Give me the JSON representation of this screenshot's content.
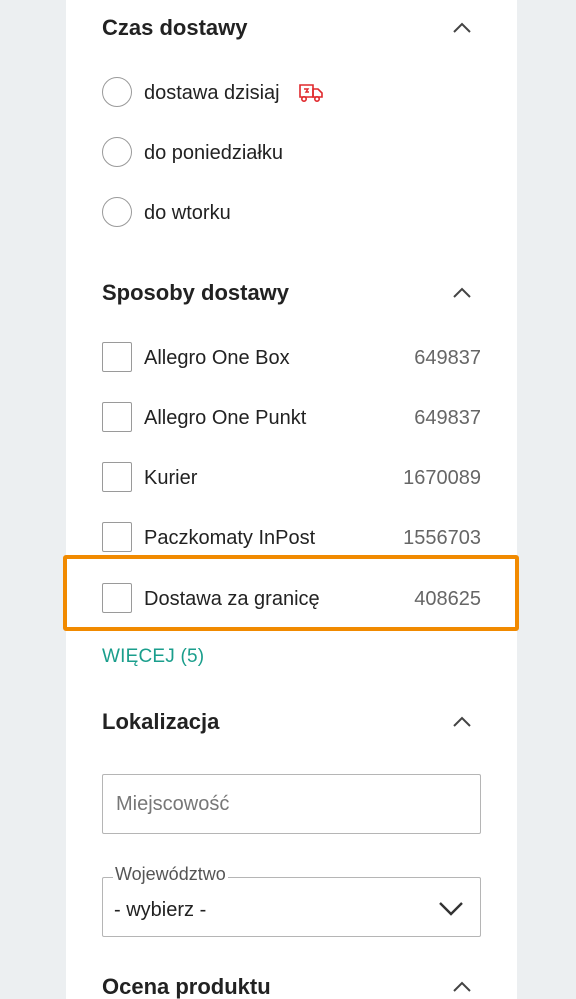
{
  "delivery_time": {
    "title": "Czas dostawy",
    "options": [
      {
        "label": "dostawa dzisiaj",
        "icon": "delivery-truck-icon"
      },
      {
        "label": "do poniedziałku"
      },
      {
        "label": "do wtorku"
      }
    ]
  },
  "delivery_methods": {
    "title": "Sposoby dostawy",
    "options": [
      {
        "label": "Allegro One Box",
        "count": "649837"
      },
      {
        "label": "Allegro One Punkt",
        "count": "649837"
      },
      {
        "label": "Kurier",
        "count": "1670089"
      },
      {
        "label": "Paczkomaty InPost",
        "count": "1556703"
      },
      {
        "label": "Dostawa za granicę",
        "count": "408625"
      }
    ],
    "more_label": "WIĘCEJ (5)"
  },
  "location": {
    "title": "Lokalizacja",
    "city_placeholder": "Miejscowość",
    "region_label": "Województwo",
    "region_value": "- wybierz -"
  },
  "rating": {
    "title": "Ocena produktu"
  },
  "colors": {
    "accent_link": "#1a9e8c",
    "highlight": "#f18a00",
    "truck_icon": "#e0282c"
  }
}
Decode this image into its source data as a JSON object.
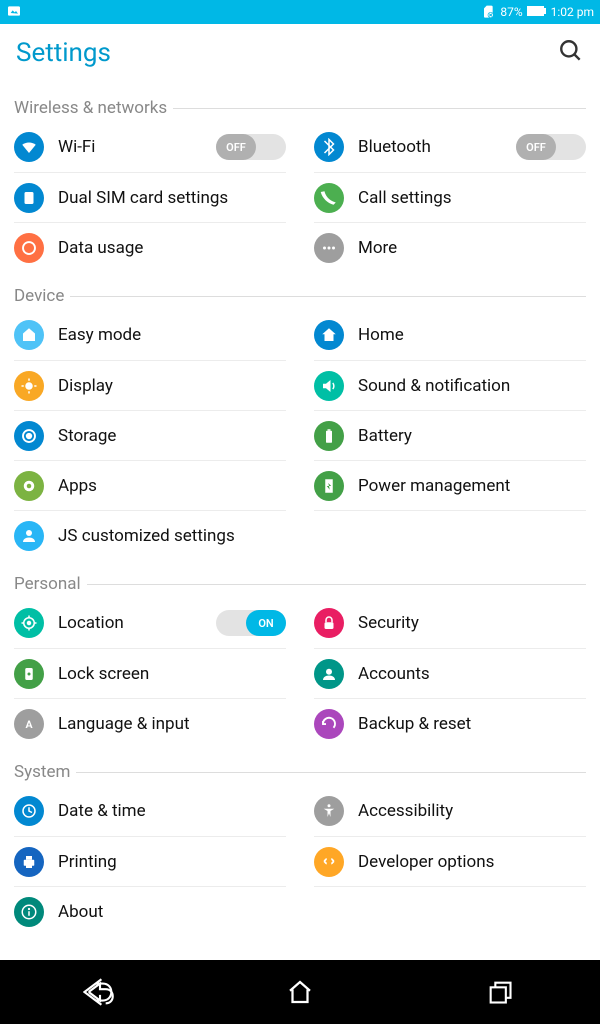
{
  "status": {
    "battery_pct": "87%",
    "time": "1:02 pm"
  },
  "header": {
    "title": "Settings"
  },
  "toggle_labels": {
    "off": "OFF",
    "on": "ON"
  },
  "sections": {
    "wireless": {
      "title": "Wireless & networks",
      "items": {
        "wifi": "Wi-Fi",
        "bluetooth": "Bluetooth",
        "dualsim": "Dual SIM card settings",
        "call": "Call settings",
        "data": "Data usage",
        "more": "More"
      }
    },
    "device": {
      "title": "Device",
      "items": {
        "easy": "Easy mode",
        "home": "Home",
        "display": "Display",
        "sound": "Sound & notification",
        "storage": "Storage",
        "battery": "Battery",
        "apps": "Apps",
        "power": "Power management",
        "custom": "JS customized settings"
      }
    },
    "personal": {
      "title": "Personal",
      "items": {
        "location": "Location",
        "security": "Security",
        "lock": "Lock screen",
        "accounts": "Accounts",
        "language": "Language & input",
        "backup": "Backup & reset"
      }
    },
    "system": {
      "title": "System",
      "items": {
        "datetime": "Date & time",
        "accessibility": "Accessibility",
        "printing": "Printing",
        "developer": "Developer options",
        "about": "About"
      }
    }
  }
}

---

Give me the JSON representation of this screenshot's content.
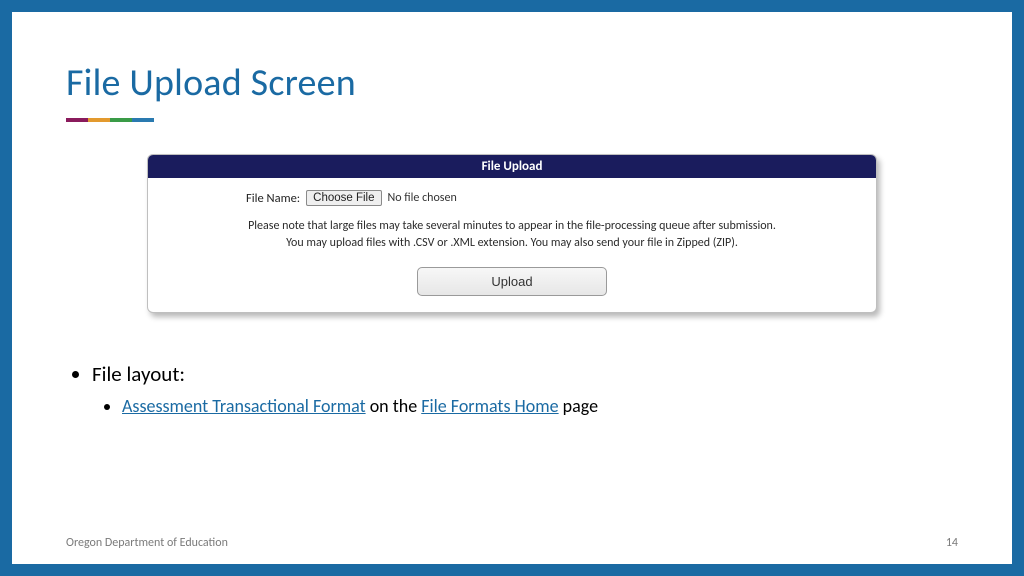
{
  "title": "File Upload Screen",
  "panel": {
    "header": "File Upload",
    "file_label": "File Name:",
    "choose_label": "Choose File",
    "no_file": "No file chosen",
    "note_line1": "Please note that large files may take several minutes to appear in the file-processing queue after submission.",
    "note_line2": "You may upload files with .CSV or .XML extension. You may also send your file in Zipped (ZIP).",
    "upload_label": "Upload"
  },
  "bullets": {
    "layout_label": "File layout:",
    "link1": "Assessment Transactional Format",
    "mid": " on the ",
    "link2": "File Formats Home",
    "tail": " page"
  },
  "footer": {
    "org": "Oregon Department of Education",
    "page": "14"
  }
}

==

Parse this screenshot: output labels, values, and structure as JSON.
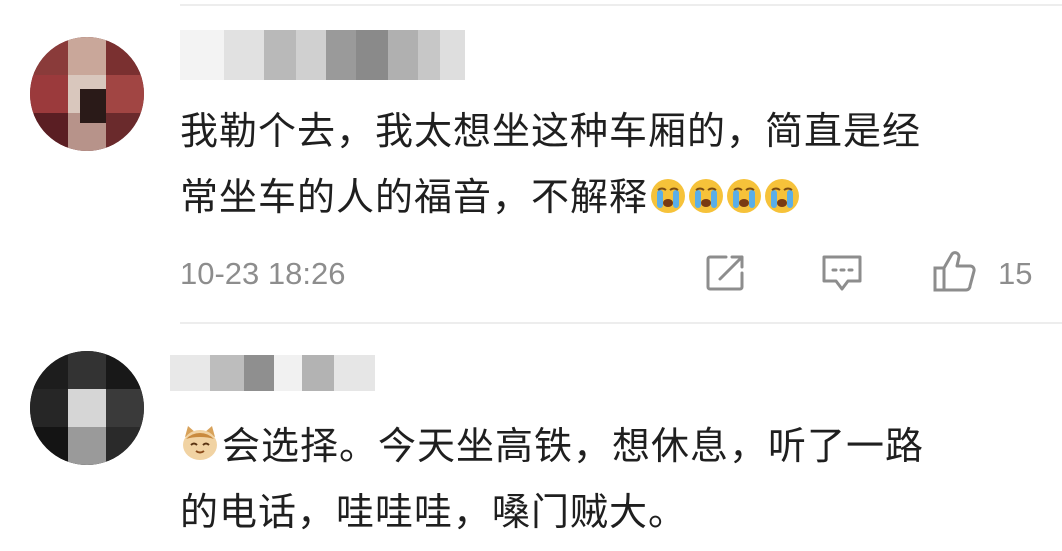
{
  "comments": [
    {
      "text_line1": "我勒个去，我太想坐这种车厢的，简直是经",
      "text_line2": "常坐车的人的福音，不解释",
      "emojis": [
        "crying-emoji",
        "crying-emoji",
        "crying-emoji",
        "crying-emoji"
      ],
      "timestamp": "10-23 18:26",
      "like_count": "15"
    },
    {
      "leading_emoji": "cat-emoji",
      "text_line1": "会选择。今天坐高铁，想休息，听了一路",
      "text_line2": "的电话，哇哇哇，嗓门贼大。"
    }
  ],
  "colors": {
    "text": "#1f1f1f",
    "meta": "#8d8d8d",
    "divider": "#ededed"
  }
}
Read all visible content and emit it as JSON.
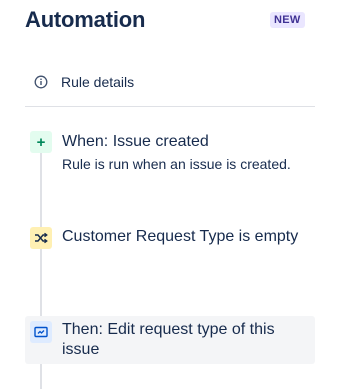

- What you will do -
Repeat exactly, and only, the entries from the line with "Parse this screenshot: output" through the line with "Read all visible content and emit it as JSON.". Pictures are skipped.

- Answer -
Parse this screenshot: output labels, values, and structure as JSON.
{
  "comments": [
    {
      "text_line1": "我勒个去，我太想坐这种车厢的，简直是经",
      "text_line2": "常坐车的人的福音，不解释",
      "emojis": [
        "crying-emoji",
        "crying-emoji",
        "crying-emoji",
        "crying-emoji"
      ],
      "timestamp": "10-23 18:26",
      "like_count": "15"
    },
    {
      "leading_emoji": "cat-emoji",
      "text_line1": "会选择。今天坐高铁，想休息，听了一路",
      "text_line2": "的电话，哇哇哇，嗓门贼大。"
    }
  ],
  "colors": {
    "text": "#1f1f1f",
    "meta": "#8d8d8d",
    "divider": "#ededed"
  }
}
Read all visible content and emit it as JSON.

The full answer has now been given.